▶ **TASK DESCRIPTION**
Where a line in the listing below contains the word "code", copy that line.

***** MATERIAL PROVIDED *****

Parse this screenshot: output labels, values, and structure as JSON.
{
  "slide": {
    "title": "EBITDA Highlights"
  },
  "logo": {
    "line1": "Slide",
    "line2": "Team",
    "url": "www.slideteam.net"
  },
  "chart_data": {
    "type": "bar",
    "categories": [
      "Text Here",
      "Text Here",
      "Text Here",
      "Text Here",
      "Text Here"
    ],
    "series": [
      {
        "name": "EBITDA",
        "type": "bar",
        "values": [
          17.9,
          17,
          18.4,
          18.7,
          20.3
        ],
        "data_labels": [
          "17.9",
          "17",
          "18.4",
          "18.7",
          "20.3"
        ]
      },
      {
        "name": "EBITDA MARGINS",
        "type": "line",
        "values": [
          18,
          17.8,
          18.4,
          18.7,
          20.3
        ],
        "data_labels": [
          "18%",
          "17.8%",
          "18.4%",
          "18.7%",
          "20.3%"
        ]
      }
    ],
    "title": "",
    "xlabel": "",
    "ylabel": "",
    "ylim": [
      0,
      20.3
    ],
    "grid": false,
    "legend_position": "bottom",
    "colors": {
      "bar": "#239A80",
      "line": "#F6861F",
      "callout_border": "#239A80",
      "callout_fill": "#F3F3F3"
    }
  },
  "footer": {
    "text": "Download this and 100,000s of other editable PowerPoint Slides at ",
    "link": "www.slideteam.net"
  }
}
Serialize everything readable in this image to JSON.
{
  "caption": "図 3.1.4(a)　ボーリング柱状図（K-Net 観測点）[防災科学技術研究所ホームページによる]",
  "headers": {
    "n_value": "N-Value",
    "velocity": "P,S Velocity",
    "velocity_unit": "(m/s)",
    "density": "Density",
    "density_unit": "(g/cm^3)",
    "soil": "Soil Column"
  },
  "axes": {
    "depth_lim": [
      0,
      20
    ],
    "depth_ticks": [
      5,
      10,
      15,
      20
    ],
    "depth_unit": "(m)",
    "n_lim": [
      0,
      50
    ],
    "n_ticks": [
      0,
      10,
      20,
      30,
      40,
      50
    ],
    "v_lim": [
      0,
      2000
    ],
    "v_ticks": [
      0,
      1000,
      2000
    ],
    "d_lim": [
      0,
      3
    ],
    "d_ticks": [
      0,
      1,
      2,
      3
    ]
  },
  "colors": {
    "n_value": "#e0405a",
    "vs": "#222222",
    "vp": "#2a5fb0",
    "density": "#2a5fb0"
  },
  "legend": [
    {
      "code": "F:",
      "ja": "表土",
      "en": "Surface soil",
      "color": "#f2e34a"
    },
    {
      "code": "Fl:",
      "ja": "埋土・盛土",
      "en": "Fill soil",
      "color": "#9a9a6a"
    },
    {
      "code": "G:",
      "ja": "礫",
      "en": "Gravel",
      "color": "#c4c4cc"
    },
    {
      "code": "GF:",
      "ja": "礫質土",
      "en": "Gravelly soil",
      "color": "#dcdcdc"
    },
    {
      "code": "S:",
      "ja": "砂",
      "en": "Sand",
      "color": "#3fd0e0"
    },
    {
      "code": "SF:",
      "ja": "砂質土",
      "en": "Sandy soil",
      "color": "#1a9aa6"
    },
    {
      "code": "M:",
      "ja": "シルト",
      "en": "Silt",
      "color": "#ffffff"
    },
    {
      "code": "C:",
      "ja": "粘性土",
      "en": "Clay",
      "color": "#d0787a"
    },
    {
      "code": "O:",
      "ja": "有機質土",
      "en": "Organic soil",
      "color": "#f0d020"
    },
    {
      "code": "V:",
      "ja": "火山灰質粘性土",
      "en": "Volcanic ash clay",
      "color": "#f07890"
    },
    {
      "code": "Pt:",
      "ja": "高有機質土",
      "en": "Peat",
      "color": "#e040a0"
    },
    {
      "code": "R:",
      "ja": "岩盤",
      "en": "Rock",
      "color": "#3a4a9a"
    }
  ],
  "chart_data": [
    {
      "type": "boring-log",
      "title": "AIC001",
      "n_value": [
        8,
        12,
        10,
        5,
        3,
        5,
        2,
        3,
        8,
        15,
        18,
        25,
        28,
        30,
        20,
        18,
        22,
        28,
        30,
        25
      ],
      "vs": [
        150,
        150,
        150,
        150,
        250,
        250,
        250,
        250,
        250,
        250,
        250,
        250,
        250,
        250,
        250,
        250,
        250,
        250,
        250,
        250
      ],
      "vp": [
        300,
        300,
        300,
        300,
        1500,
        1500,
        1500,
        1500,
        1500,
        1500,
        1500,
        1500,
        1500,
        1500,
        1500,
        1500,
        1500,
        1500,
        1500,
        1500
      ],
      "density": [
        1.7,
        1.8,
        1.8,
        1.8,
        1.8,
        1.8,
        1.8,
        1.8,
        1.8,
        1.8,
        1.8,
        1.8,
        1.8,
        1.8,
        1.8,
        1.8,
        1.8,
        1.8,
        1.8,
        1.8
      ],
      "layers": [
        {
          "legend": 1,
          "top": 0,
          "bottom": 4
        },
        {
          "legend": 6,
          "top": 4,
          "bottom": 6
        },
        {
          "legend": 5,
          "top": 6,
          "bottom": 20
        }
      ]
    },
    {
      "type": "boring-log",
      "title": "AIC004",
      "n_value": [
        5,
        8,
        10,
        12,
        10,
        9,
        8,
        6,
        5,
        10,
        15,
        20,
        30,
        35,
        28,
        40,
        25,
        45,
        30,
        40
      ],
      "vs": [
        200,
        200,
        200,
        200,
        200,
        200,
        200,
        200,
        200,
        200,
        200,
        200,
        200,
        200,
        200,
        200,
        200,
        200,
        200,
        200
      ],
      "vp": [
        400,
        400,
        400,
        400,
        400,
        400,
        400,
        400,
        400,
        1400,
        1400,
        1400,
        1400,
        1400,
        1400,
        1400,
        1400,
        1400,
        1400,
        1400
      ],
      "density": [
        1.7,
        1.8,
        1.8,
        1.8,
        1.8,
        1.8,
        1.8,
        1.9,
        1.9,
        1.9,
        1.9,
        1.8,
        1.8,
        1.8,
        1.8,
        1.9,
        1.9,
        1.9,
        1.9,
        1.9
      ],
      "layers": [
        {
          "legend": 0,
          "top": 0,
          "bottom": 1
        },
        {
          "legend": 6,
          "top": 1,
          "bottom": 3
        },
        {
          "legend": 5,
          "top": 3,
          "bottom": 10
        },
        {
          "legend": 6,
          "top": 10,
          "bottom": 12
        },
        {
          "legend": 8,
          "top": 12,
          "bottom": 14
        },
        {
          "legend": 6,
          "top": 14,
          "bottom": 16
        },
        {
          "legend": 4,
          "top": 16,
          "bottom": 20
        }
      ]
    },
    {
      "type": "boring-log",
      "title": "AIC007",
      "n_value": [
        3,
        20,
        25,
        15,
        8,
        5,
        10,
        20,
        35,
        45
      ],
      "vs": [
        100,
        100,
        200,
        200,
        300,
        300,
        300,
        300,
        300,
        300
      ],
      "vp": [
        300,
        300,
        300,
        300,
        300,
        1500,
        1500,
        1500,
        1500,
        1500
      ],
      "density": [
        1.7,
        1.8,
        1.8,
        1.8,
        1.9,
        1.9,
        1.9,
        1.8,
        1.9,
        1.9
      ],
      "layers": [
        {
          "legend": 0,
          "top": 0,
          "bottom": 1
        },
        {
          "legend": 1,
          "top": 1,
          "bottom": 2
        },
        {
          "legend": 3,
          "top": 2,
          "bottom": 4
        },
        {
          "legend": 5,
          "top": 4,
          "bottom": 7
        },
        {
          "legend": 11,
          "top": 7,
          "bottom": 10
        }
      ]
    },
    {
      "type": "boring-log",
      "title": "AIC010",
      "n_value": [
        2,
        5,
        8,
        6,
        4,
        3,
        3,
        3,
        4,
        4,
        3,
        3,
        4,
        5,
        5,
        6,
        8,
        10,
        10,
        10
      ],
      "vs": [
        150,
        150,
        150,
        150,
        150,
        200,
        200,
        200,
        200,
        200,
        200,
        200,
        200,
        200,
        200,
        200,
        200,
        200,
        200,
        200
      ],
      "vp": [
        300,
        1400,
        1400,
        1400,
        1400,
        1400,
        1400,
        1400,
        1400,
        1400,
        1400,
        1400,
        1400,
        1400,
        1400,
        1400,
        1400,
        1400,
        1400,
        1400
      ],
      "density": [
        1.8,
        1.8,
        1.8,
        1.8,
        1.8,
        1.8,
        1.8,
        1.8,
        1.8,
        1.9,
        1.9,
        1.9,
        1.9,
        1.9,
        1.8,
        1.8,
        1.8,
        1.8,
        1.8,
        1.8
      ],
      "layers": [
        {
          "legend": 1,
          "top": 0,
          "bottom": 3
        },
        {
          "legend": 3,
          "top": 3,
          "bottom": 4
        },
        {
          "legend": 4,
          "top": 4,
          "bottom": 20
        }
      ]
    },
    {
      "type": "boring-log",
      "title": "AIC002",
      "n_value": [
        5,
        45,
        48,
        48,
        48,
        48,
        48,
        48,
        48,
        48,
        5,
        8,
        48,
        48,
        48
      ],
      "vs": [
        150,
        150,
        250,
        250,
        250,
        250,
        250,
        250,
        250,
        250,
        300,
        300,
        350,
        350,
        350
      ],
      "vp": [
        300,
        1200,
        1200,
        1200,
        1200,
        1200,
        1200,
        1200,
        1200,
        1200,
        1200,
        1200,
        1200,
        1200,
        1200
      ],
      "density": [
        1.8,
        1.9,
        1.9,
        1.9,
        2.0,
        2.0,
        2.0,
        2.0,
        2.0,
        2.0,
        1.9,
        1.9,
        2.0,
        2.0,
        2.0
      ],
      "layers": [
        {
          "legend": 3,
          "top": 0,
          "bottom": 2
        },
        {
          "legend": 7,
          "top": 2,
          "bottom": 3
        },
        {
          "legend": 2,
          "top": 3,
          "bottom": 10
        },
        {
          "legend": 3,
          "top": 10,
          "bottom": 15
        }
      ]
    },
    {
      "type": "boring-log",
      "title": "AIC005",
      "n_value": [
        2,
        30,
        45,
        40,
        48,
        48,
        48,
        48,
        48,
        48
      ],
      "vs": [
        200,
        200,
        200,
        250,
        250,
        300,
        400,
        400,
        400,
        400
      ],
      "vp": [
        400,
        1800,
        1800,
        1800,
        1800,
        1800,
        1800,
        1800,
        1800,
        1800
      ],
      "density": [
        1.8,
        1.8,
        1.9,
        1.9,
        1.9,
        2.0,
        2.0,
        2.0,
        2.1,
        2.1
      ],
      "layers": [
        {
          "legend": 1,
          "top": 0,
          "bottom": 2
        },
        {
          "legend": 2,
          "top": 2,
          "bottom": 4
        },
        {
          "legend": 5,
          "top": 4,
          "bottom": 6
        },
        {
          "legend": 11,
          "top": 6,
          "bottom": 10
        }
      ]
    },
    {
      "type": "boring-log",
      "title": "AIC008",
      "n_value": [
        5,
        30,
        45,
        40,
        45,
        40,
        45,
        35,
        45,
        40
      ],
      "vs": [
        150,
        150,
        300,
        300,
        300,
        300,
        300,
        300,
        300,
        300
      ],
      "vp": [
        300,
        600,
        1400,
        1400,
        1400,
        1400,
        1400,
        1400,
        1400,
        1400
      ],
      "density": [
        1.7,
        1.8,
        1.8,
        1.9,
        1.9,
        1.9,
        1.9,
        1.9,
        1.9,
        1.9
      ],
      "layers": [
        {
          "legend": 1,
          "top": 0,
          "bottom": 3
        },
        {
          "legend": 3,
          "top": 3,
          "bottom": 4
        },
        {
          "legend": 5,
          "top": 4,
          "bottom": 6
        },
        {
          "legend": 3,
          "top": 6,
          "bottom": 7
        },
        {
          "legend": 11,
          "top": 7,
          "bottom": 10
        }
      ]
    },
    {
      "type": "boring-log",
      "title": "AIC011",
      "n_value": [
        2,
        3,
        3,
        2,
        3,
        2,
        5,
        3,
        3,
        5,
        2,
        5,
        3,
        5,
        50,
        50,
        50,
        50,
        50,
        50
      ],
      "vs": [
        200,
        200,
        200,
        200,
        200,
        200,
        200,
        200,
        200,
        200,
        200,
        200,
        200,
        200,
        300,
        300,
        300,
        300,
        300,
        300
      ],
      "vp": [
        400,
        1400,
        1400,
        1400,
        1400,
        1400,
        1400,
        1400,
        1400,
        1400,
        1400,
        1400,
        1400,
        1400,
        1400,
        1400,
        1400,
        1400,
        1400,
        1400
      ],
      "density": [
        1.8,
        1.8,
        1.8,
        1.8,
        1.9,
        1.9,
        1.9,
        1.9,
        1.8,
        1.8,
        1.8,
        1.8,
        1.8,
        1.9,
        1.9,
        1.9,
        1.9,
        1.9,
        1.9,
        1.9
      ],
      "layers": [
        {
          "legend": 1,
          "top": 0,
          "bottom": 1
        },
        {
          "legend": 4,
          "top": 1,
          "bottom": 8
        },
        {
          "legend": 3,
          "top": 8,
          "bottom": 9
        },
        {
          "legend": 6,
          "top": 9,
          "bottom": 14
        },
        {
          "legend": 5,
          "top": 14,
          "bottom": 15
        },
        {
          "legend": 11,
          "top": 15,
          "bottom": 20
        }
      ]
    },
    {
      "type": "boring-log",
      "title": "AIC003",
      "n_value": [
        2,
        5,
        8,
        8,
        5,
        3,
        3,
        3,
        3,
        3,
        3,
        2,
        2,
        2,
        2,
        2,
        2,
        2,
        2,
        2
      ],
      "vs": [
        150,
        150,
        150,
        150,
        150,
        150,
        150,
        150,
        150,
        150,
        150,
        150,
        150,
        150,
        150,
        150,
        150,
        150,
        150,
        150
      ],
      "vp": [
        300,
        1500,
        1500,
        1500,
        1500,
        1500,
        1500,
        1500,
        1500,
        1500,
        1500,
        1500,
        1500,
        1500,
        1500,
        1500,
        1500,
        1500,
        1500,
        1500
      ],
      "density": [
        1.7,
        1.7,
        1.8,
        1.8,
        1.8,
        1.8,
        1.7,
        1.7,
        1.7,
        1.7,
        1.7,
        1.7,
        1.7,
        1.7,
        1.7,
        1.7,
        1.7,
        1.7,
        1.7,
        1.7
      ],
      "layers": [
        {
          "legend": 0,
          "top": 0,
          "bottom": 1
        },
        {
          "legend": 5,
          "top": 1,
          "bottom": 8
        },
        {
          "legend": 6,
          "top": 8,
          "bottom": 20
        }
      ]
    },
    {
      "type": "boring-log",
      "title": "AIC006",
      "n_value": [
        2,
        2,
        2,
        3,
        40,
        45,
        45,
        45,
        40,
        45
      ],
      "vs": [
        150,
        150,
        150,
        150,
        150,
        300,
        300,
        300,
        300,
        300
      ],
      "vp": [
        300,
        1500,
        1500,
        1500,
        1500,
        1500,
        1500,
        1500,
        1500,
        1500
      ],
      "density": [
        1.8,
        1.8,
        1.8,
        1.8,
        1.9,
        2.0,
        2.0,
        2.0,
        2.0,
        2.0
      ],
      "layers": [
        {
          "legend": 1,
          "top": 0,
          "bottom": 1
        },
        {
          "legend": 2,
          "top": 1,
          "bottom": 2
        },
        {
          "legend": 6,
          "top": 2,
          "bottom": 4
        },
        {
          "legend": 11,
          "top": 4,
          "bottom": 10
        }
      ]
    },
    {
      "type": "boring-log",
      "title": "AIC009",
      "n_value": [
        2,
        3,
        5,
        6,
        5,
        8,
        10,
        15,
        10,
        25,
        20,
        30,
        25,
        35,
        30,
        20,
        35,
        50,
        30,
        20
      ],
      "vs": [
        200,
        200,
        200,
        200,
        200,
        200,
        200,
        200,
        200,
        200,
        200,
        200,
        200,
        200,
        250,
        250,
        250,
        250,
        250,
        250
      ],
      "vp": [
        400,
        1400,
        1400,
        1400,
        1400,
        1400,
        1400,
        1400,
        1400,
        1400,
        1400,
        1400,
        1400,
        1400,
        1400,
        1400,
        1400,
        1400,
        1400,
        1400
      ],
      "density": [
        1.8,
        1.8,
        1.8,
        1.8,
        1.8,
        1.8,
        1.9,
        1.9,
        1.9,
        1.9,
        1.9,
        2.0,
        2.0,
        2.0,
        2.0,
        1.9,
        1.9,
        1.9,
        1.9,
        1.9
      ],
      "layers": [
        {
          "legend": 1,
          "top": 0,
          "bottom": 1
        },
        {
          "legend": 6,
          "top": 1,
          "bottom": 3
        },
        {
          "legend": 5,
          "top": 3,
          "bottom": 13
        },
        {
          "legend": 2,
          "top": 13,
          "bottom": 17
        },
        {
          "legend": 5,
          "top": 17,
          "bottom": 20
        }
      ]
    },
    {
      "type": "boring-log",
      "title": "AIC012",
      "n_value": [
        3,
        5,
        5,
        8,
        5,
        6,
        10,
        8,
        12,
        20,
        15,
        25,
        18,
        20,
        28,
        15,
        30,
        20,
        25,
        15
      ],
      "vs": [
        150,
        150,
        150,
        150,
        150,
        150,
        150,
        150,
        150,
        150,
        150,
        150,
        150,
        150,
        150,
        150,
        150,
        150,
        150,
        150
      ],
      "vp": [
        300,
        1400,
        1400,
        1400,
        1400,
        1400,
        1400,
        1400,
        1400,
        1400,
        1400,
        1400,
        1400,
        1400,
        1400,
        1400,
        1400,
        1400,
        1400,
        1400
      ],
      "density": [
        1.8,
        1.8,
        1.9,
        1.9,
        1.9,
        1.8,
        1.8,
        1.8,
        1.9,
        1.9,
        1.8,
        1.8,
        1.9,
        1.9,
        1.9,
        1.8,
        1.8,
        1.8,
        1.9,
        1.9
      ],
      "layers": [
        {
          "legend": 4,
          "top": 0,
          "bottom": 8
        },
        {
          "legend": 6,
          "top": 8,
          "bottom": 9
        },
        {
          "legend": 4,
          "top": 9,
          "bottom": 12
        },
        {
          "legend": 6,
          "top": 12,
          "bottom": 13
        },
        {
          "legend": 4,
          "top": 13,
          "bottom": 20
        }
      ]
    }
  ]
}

*****

▶ **WORKED SOLUTION**
      "code": "F:",
      "code": "Fl:",
      "code": "G:",
      "code": "GF:",
      "code": "S:",
      "code": "SF:",
      "code": "M:",
      "code": "C:",
      "code": "O:",
      "code": "V:",
      "code": "Pt:",
      "code": "R:",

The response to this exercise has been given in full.